Stored records:

[Start]

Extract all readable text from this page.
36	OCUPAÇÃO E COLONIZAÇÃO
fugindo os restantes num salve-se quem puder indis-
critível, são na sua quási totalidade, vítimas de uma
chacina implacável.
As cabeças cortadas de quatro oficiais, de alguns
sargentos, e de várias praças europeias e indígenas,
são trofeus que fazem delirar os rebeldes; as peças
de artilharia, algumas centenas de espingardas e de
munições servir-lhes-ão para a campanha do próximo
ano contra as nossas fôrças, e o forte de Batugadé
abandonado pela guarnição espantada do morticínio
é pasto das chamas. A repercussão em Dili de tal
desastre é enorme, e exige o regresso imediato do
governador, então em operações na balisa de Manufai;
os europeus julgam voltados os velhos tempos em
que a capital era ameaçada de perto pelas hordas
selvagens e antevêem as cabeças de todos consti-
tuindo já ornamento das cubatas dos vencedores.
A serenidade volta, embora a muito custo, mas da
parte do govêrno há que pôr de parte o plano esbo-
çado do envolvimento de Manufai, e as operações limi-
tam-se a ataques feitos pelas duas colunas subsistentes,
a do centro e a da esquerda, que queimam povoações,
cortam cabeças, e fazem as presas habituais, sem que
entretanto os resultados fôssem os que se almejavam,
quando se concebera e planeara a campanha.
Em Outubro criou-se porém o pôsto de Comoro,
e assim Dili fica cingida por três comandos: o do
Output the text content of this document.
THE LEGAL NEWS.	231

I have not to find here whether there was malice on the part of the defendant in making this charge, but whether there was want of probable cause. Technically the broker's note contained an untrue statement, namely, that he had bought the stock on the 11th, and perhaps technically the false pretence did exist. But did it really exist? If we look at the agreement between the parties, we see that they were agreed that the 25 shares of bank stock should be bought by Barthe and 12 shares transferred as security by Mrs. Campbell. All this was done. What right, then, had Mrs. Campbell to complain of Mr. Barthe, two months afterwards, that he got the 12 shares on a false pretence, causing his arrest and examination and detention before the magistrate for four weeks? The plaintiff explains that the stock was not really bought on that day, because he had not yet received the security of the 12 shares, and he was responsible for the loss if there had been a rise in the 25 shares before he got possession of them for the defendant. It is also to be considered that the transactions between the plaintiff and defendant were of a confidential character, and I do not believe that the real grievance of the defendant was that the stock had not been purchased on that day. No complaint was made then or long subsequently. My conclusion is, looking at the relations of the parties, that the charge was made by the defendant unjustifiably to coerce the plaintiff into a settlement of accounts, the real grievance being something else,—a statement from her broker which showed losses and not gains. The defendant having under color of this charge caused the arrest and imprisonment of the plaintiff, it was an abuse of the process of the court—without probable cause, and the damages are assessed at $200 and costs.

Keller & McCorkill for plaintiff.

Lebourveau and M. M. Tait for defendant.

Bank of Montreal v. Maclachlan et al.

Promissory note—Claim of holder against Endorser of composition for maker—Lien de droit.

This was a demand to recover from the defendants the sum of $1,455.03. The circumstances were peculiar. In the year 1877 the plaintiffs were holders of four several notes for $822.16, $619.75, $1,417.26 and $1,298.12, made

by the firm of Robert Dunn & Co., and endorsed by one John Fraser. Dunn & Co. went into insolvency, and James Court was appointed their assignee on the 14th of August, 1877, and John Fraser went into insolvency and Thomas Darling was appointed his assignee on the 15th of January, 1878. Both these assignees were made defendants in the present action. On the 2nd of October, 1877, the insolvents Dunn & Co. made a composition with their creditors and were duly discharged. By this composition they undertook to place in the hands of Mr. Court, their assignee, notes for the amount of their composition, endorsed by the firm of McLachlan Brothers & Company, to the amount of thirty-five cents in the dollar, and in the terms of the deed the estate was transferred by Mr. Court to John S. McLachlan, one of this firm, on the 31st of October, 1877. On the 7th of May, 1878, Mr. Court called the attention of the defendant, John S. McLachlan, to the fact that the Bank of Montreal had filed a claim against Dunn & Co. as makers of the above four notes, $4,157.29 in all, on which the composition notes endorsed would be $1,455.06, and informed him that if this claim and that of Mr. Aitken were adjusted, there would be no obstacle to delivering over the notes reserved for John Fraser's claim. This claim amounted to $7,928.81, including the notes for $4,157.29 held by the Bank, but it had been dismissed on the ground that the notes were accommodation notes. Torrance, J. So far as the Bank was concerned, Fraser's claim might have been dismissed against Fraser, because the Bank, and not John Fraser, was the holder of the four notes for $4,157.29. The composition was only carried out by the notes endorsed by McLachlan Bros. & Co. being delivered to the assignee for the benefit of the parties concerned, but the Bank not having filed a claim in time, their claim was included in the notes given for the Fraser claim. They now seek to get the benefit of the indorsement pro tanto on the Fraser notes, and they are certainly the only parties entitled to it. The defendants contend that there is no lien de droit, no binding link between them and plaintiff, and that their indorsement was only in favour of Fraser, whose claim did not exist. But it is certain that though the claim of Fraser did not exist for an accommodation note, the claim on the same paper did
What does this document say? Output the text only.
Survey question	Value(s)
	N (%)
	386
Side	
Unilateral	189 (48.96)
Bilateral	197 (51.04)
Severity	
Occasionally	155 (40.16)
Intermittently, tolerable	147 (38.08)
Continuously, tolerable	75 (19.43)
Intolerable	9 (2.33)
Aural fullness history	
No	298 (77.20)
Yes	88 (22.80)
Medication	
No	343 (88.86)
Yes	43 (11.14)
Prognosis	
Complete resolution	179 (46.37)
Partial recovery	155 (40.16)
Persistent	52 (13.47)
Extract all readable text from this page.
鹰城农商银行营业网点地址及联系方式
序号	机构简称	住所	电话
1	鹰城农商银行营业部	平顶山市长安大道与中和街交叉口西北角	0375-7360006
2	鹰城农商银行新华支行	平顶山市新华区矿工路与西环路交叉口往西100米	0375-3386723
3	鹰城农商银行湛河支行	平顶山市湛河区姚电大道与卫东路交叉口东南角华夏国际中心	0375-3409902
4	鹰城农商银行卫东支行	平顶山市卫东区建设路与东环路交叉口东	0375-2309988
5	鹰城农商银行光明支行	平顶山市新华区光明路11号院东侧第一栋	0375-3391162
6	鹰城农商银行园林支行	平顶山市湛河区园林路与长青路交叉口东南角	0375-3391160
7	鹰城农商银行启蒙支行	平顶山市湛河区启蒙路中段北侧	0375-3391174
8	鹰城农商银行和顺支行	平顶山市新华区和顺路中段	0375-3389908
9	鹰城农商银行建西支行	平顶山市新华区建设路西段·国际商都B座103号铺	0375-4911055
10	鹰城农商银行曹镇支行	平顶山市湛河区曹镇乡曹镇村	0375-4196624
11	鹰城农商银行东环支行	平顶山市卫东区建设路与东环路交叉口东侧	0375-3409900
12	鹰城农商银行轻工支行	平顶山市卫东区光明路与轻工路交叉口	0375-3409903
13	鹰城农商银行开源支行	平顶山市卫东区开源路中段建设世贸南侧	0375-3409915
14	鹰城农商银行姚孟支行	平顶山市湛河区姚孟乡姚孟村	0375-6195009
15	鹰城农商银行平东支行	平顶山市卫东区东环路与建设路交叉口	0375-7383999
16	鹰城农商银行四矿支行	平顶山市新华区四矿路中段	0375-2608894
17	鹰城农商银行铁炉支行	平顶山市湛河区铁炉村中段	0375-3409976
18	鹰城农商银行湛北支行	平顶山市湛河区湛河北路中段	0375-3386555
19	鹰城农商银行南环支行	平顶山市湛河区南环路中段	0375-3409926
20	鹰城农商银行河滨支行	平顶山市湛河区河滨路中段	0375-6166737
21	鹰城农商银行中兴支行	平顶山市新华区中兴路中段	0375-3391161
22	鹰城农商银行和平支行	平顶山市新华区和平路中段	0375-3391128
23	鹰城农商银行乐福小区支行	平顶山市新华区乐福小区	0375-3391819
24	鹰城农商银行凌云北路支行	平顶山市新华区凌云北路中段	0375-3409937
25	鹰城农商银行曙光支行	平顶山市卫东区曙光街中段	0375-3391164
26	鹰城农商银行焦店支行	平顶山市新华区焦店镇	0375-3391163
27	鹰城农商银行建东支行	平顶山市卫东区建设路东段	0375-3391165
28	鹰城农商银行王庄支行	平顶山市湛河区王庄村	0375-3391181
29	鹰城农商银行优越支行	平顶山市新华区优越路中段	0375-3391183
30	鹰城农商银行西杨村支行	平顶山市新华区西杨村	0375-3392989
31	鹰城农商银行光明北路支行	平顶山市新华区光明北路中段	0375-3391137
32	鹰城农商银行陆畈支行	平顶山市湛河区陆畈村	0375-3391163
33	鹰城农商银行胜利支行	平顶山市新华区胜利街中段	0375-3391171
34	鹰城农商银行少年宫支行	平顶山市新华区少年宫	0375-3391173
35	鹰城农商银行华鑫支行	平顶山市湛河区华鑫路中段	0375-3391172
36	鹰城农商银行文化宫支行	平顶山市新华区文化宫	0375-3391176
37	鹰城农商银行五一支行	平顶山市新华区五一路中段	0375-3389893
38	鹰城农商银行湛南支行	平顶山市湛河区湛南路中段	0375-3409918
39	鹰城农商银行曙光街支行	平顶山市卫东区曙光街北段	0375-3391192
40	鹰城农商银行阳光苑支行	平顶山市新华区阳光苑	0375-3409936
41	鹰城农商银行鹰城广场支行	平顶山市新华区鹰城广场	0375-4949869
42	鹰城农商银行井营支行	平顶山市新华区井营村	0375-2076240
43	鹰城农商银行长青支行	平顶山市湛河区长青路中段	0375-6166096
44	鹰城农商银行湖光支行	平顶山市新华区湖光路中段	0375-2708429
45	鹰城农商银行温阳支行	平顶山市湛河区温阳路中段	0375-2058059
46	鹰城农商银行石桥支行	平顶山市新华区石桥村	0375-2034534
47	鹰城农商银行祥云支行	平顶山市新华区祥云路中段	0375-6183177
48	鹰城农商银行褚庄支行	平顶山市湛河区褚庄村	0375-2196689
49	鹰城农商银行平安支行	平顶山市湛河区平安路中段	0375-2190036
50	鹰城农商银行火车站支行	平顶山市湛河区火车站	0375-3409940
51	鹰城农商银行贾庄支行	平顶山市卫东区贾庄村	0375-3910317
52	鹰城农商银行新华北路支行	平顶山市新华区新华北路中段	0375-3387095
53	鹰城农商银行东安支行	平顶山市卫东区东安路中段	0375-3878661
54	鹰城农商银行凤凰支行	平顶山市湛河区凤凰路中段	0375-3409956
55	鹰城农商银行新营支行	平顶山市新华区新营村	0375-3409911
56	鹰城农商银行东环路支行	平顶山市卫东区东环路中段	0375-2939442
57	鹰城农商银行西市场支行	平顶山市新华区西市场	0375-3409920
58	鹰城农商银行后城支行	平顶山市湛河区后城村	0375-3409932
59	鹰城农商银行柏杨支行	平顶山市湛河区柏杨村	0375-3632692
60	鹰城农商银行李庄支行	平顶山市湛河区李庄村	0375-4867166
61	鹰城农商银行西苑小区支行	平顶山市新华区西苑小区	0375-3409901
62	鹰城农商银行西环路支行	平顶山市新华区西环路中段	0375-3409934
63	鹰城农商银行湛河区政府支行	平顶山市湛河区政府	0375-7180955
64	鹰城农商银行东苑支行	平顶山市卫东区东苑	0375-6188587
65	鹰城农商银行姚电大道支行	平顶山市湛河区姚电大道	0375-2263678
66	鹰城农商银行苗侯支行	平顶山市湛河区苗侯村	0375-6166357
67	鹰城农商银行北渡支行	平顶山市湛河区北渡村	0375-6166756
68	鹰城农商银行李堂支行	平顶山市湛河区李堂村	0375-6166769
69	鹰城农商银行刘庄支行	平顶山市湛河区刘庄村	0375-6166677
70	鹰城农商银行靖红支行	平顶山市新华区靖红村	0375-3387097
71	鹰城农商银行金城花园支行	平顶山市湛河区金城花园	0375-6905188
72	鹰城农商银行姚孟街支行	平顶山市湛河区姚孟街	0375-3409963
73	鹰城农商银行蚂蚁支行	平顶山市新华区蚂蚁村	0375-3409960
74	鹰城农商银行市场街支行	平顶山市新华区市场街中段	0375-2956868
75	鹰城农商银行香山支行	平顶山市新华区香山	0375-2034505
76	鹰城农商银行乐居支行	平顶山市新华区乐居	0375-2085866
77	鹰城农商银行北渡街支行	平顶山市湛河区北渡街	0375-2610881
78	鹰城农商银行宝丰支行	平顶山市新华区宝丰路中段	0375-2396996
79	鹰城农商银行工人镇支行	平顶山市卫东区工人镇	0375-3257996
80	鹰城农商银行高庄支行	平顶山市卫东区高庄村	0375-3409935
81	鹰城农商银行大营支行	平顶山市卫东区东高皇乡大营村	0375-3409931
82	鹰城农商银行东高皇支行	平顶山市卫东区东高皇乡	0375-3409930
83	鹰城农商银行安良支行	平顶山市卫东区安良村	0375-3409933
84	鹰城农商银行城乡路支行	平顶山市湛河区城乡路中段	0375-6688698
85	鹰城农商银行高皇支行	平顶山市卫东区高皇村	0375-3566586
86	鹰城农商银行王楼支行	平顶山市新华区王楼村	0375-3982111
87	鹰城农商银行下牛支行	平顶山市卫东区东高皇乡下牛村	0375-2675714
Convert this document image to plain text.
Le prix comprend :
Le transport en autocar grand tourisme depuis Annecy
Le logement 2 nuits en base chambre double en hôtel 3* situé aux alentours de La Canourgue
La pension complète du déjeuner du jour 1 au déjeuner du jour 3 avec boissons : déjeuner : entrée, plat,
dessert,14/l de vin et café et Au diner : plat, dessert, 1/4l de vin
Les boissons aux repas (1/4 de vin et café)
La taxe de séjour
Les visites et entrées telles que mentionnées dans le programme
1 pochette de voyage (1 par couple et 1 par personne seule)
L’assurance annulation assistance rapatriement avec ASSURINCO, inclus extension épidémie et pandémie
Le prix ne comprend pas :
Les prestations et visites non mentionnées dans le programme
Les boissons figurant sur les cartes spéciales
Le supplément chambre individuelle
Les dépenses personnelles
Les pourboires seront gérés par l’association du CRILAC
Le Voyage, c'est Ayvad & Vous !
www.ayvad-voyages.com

[End]

Given instruction: Among the lines above, count those containing the word "Output" and give nothing but the result.

Correct response: 2